Make a verbatim copy of the entries below; pictures stay out.

| Records that describe figures |

** begin **

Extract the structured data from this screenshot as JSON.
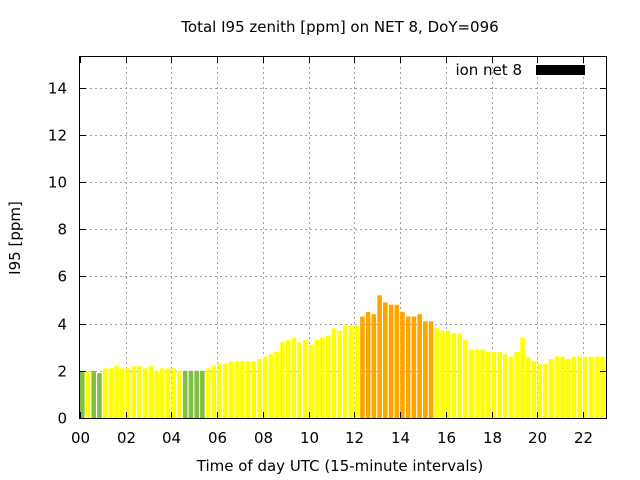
{
  "chart_data": {
    "type": "bar",
    "title": "Total I95 zenith [ppm] on NET 8, DoY=096",
    "xlabel": "Time of day UTC (15-minute intervals)",
    "ylabel": "I95 [ppm]",
    "xlim": [
      0,
      23.0
    ],
    "ylim": [
      0,
      15.3
    ],
    "interval_hours": 0.25,
    "bar_width_hours": 0.2,
    "x_ticks": [
      0,
      2,
      4,
      6,
      8,
      10,
      12,
      14,
      16,
      18,
      20,
      22
    ],
    "x_tick_labels": [
      "00",
      "02",
      "04",
      "06",
      "08",
      "10",
      "12",
      "14",
      "16",
      "18",
      "20",
      "22"
    ],
    "y_ticks": [
      0,
      2,
      4,
      6,
      8,
      10,
      12,
      14
    ],
    "y_tick_labels": [
      "0",
      "2",
      "4",
      "6",
      "8",
      "10",
      "12",
      "14"
    ],
    "grid": true,
    "legend": {
      "position": "top-right",
      "label": "ion net 8",
      "color": "#000000"
    },
    "color_classes": {
      "green": "#80c040",
      "yellow": "#ffff00",
      "orange": "#ffa500"
    },
    "series": [
      {
        "x": [
          0.0,
          0.25,
          0.5,
          0.75,
          1.0,
          1.25,
          1.5,
          1.75,
          2.0,
          2.25,
          2.5,
          2.75,
          3.0,
          3.25,
          3.5,
          3.75,
          4.0,
          4.25,
          4.5,
          4.75,
          5.0,
          5.25,
          5.5,
          5.75,
          6.0,
          6.25,
          6.5,
          6.75,
          7.0,
          7.25,
          7.5,
          7.75,
          8.0,
          8.25,
          8.5,
          8.75,
          9.0,
          9.25,
          9.5,
          9.75,
          10.0,
          10.25,
          10.5,
          10.75,
          11.0,
          11.25,
          11.5,
          11.75,
          12.0,
          12.25,
          12.5,
          12.75,
          13.0,
          13.25,
          13.5,
          13.75,
          14.0,
          14.25,
          14.5,
          14.75,
          15.0,
          15.25,
          15.5,
          15.75,
          16.0,
          16.25,
          16.5,
          16.75,
          17.0,
          17.25,
          17.5,
          17.75,
          18.0,
          18.25,
          18.5,
          18.75,
          19.0,
          19.25,
          19.5,
          19.75,
          20.0,
          20.25,
          20.5,
          20.75,
          21.0,
          21.25,
          21.5,
          21.75,
          22.0,
          22.25,
          22.5,
          22.75
        ],
        "values": [
          2.0,
          2.0,
          2.0,
          1.9,
          2.1,
          2.1,
          2.2,
          2.1,
          2.1,
          2.2,
          2.2,
          2.1,
          2.2,
          2.0,
          2.1,
          2.1,
          2.1,
          2.0,
          2.0,
          2.0,
          2.0,
          2.0,
          2.1,
          2.2,
          2.3,
          2.3,
          2.4,
          2.4,
          2.4,
          2.4,
          2.4,
          2.5,
          2.6,
          2.7,
          2.8,
          3.2,
          3.3,
          3.4,
          3.2,
          3.3,
          3.1,
          3.3,
          3.4,
          3.5,
          3.8,
          3.7,
          3.9,
          3.9,
          3.9,
          4.3,
          4.5,
          4.4,
          5.2,
          4.9,
          4.8,
          4.8,
          4.5,
          4.3,
          4.3,
          4.4,
          4.1,
          4.1,
          3.8,
          3.7,
          3.7,
          3.6,
          3.6,
          3.3,
          2.9,
          2.9,
          2.9,
          2.8,
          2.8,
          2.8,
          2.7,
          2.6,
          2.8,
          3.4,
          2.6,
          2.4,
          2.3,
          2.3,
          2.5,
          2.6,
          2.6,
          2.5,
          2.6,
          2.6,
          2.6,
          2.6,
          2.6,
          2.6
        ],
        "color_class": [
          "green",
          "yellow",
          "green",
          "green",
          "yellow",
          "yellow",
          "yellow",
          "yellow",
          "yellow",
          "yellow",
          "yellow",
          "yellow",
          "yellow",
          "yellow",
          "yellow",
          "yellow",
          "yellow",
          "yellow",
          "green",
          "green",
          "green",
          "green",
          "yellow",
          "yellow",
          "yellow",
          "yellow",
          "yellow",
          "yellow",
          "yellow",
          "yellow",
          "yellow",
          "yellow",
          "yellow",
          "yellow",
          "yellow",
          "yellow",
          "yellow",
          "yellow",
          "yellow",
          "yellow",
          "yellow",
          "yellow",
          "yellow",
          "yellow",
          "yellow",
          "yellow",
          "yellow",
          "yellow",
          "yellow",
          "orange",
          "orange",
          "orange",
          "orange",
          "orange",
          "orange",
          "orange",
          "orange",
          "orange",
          "orange",
          "orange",
          "orange",
          "orange",
          "yellow",
          "yellow",
          "yellow",
          "yellow",
          "yellow",
          "yellow",
          "yellow",
          "yellow",
          "yellow",
          "yellow",
          "yellow",
          "yellow",
          "yellow",
          "yellow",
          "yellow",
          "yellow",
          "yellow",
          "yellow",
          "yellow",
          "yellow",
          "yellow",
          "yellow",
          "yellow",
          "yellow",
          "yellow",
          "yellow",
          "yellow",
          "yellow",
          "yellow",
          "yellow"
        ]
      }
    ]
  }
}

** end **

| Written solution |
Extract the structured data from this screenshot as JSON.
{
  "chart_data": {
    "type": "bar",
    "title": "Total I95 zenith [ppm] on NET 8, DoY=096",
    "xlabel": "Time of day UTC (15-minute intervals)",
    "ylabel": "I95 [ppm]",
    "xlim": [
      0,
      23.0
    ],
    "ylim": [
      0,
      15.3
    ],
    "interval_hours": 0.25,
    "bar_width_hours": 0.2,
    "x_ticks": [
      0,
      2,
      4,
      6,
      8,
      10,
      12,
      14,
      16,
      18,
      20,
      22
    ],
    "x_tick_labels": [
      "00",
      "02",
      "04",
      "06",
      "08",
      "10",
      "12",
      "14",
      "16",
      "18",
      "20",
      "22"
    ],
    "y_ticks": [
      0,
      2,
      4,
      6,
      8,
      10,
      12,
      14
    ],
    "y_tick_labels": [
      "0",
      "2",
      "4",
      "6",
      "8",
      "10",
      "12",
      "14"
    ],
    "grid": true,
    "legend": {
      "position": "top-right",
      "label": "ion net 8",
      "color": "#000000"
    },
    "color_classes": {
      "green": "#80c040",
      "yellow": "#ffff00",
      "orange": "#ffa500"
    },
    "series": [
      {
        "x": [
          0.0,
          0.25,
          0.5,
          0.75,
          1.0,
          1.25,
          1.5,
          1.75,
          2.0,
          2.25,
          2.5,
          2.75,
          3.0,
          3.25,
          3.5,
          3.75,
          4.0,
          4.25,
          4.5,
          4.75,
          5.0,
          5.25,
          5.5,
          5.75,
          6.0,
          6.25,
          6.5,
          6.75,
          7.0,
          7.25,
          7.5,
          7.75,
          8.0,
          8.25,
          8.5,
          8.75,
          9.0,
          9.25,
          9.5,
          9.75,
          10.0,
          10.25,
          10.5,
          10.75,
          11.0,
          11.25,
          11.5,
          11.75,
          12.0,
          12.25,
          12.5,
          12.75,
          13.0,
          13.25,
          13.5,
          13.75,
          14.0,
          14.25,
          14.5,
          14.75,
          15.0,
          15.25,
          15.5,
          15.75,
          16.0,
          16.25,
          16.5,
          16.75,
          17.0,
          17.25,
          17.5,
          17.75,
          18.0,
          18.25,
          18.5,
          18.75,
          19.0,
          19.25,
          19.5,
          19.75,
          20.0,
          20.25,
          20.5,
          20.75,
          21.0,
          21.25,
          21.5,
          21.75,
          22.0,
          22.25,
          22.5,
          22.75
        ],
        "values": [
          2.0,
          2.0,
          2.0,
          1.9,
          2.1,
          2.1,
          2.2,
          2.1,
          2.1,
          2.2,
          2.2,
          2.1,
          2.2,
          2.0,
          2.1,
          2.1,
          2.1,
          2.0,
          2.0,
          2.0,
          2.0,
          2.0,
          2.1,
          2.2,
          2.3,
          2.3,
          2.4,
          2.4,
          2.4,
          2.4,
          2.4,
          2.5,
          2.6,
          2.7,
          2.8,
          3.2,
          3.3,
          3.4,
          3.2,
          3.3,
          3.1,
          3.3,
          3.4,
          3.5,
          3.8,
          3.7,
          3.9,
          3.9,
          3.9,
          4.3,
          4.5,
          4.4,
          5.2,
          4.9,
          4.8,
          4.8,
          4.5,
          4.3,
          4.3,
          4.4,
          4.1,
          4.1,
          3.8,
          3.7,
          3.7,
          3.6,
          3.6,
          3.3,
          2.9,
          2.9,
          2.9,
          2.8,
          2.8,
          2.8,
          2.7,
          2.6,
          2.8,
          3.4,
          2.6,
          2.4,
          2.3,
          2.3,
          2.5,
          2.6,
          2.6,
          2.5,
          2.6,
          2.6,
          2.6,
          2.6,
          2.6,
          2.6
        ],
        "color_class": [
          "green",
          "yellow",
          "green",
          "green",
          "yellow",
          "yellow",
          "yellow",
          "yellow",
          "yellow",
          "yellow",
          "yellow",
          "yellow",
          "yellow",
          "yellow",
          "yellow",
          "yellow",
          "yellow",
          "yellow",
          "green",
          "green",
          "green",
          "green",
          "yellow",
          "yellow",
          "yellow",
          "yellow",
          "yellow",
          "yellow",
          "yellow",
          "yellow",
          "yellow",
          "yellow",
          "yellow",
          "yellow",
          "yellow",
          "yellow",
          "yellow",
          "yellow",
          "yellow",
          "yellow",
          "yellow",
          "yellow",
          "yellow",
          "yellow",
          "yellow",
          "yellow",
          "yellow",
          "yellow",
          "yellow",
          "orange",
          "orange",
          "orange",
          "orange",
          "orange",
          "orange",
          "orange",
          "orange",
          "orange",
          "orange",
          "orange",
          "orange",
          "orange",
          "yellow",
          "yellow",
          "yellow",
          "yellow",
          "yellow",
          "yellow",
          "yellow",
          "yellow",
          "yellow",
          "yellow",
          "yellow",
          "yellow",
          "yellow",
          "yellow",
          "yellow",
          "yellow",
          "yellow",
          "yellow",
          "yellow",
          "yellow",
          "yellow",
          "yellow",
          "yellow",
          "yellow",
          "yellow",
          "yellow",
          "yellow",
          "yellow",
          "yellow",
          "yellow"
        ]
      }
    ]
  }
}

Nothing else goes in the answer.